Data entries
_ _ _

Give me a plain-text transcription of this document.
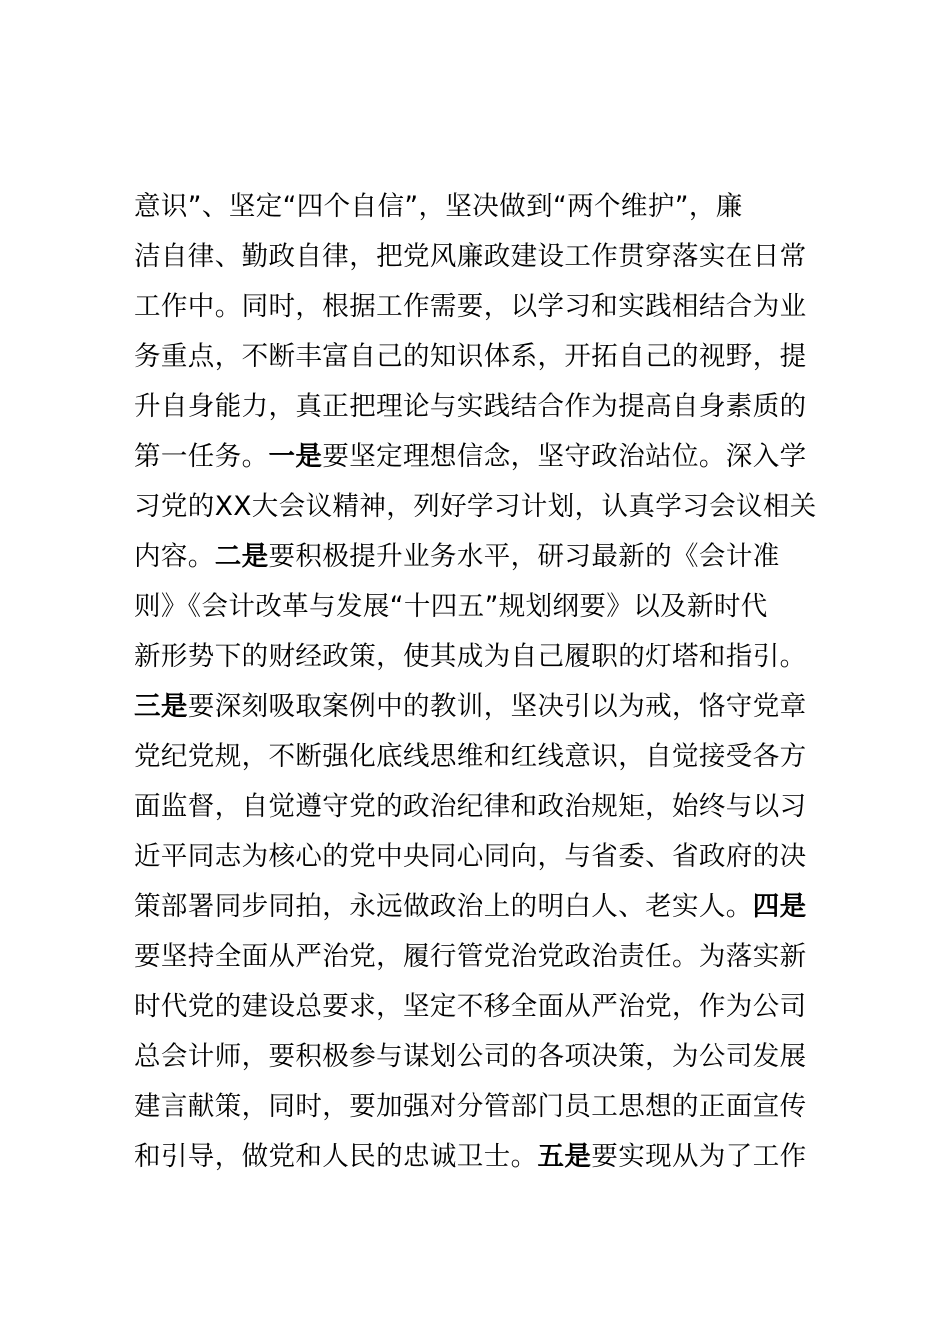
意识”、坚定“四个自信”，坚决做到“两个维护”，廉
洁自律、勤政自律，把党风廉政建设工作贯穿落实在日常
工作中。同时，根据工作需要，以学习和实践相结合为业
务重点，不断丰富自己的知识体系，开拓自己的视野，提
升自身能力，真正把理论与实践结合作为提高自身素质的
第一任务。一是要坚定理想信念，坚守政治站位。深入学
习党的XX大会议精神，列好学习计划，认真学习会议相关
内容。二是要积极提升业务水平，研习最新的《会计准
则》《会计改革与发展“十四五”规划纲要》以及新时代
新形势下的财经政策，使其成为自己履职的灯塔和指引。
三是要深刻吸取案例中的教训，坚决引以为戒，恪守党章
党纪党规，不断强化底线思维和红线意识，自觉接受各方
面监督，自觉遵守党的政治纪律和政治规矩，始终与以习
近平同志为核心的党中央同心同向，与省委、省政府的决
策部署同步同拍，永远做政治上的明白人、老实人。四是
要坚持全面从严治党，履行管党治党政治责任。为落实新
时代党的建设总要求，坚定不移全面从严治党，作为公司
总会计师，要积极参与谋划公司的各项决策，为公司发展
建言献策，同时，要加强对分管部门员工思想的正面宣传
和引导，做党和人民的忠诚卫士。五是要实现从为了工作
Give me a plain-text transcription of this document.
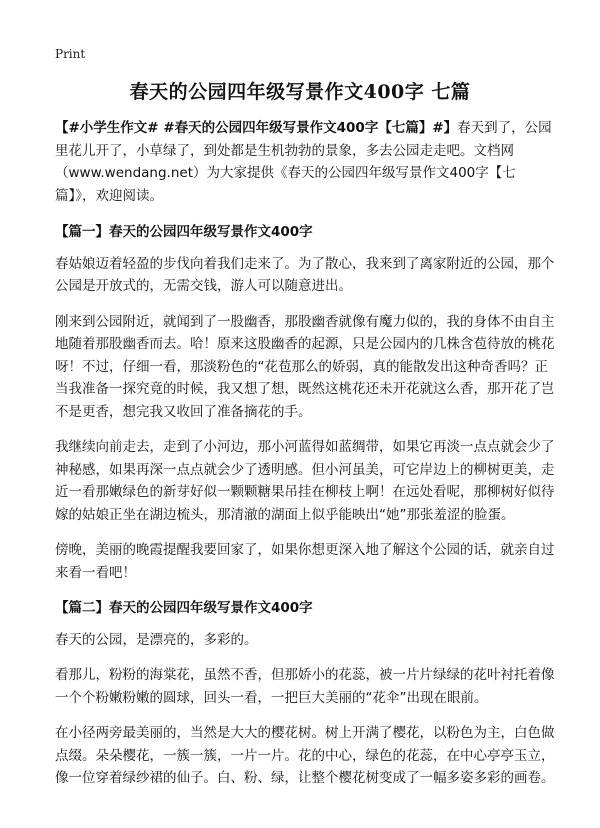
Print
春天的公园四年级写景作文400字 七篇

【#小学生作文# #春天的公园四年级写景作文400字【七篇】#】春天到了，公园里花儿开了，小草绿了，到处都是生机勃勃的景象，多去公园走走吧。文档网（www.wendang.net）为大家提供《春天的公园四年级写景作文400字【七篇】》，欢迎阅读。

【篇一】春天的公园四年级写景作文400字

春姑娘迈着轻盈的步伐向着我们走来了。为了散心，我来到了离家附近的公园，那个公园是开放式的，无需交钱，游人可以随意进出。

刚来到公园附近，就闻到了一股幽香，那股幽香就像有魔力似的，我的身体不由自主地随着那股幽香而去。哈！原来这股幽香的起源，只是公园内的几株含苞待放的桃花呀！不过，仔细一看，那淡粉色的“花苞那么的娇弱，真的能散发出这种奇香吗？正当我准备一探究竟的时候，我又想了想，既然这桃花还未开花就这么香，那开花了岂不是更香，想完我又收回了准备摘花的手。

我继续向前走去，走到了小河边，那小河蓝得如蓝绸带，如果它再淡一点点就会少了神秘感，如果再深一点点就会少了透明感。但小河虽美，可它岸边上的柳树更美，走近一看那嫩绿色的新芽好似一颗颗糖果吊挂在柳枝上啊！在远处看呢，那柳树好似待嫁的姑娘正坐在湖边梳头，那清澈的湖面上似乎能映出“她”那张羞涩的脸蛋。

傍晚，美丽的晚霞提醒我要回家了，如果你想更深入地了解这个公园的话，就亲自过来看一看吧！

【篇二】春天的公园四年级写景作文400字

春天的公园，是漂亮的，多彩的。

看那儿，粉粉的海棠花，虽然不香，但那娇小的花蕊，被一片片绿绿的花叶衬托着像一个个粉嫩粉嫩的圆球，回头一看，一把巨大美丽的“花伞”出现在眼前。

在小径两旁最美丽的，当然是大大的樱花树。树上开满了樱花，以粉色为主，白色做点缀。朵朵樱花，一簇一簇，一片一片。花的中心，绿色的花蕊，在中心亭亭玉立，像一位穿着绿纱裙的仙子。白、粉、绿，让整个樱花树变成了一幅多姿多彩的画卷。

_ _ _

**Short problem:** Write out the entries again, exactly as given, skipping any images.

**Final result:**
Give me a plain-text transcription of this document.
意识”、坚定“四个自信”，坚决做到“两个维护”，廉
洁自律、勤政自律，把党风廉政建设工作贯穿落实在日常
工作中。同时，根据工作需要，以学习和实践相结合为业
务重点，不断丰富自己的知识体系，开拓自己的视野，提
升自身能力，真正把理论与实践结合作为提高自身素质的
第一任务。一是要坚定理想信念，坚守政治站位。深入学
习党的XX大会议精神，列好学习计划，认真学习会议相关
内容。二是要积极提升业务水平，研习最新的《会计准
则》《会计改革与发展“十四五”规划纲要》以及新时代
新形势下的财经政策，使其成为自己履职的灯塔和指引。
三是要深刻吸取案例中的教训，坚决引以为戒，恪守党章
党纪党规，不断强化底线思维和红线意识，自觉接受各方
面监督，自觉遵守党的政治纪律和政治规矩，始终与以习
近平同志为核心的党中央同心同向，与省委、省政府的决
策部署同步同拍，永远做政治上的明白人、老实人。四是
要坚持全面从严治党，履行管党治党政治责任。为落实新
时代党的建设总要求，坚定不移全面从严治党，作为公司
总会计师，要积极参与谋划公司的各项决策，为公司发展
建言献策，同时，要加强对分管部门员工思想的正面宣传
和引导，做党和人民的忠诚卫士。五是要实现从为了工作
Give me a plain-text transcription of this document.
Print
春天的公园四年级写景作文400字 七篇

【#小学生作文# #春天的公园四年级写景作文400字【七篇】#】春天到了，公园里花儿开了，小草绿了，到处都是生机勃勃的景象，多去公园走走吧。文档网（www.wendang.net）为大家提供《春天的公园四年级写景作文400字【七篇】》，欢迎阅读。

【篇一】春天的公园四年级写景作文400字

春姑娘迈着轻盈的步伐向着我们走来了。为了散心，我来到了离家附近的公园，那个公园是开放式的，无需交钱，游人可以随意进出。

刚来到公园附近，就闻到了一股幽香，那股幽香就像有魔力似的，我的身体不由自主地随着那股幽香而去。哈！原来这股幽香的起源，只是公园内的几株含苞待放的桃花呀！不过，仔细一看，那淡粉色的“花苞那么的娇弱，真的能散发出这种奇香吗？正当我准备一探究竟的时候，我又想了想，既然这桃花还未开花就这么香，那开花了岂不是更香，想完我又收回了准备摘花的手。

我继续向前走去，走到了小河边，那小河蓝得如蓝绸带，如果它再淡一点点就会少了神秘感，如果再深一点点就会少了透明感。但小河虽美，可它岸边上的柳树更美，走近一看那嫩绿色的新芽好似一颗颗糖果吊挂在柳枝上啊！在远处看呢，那柳树好似待嫁的姑娘正坐在湖边梳头，那清澈的湖面上似乎能映出“她”那张羞涩的脸蛋。

傍晚，美丽的晚霞提醒我要回家了，如果你想更深入地了解这个公园的话，就亲自过来看一看吧！

【篇二】春天的公园四年级写景作文400字

春天的公园，是漂亮的，多彩的。

看那儿，粉粉的海棠花，虽然不香，但那娇小的花蕊，被一片片绿绿的花叶衬托着像一个个粉嫩粉嫩的圆球，回头一看，一把巨大美丽的“花伞”出现在眼前。

在小径两旁最美丽的，当然是大大的樱花树。树上开满了樱花，以粉色为主，白色做点缀。朵朵樱花，一簇一簇，一片一片。花的中心，绿色的花蕊，在中心亭亭玉立，像一位穿着绿纱裙的仙子。白、粉、绿，让整个樱花树变成了一幅多姿多彩的画卷。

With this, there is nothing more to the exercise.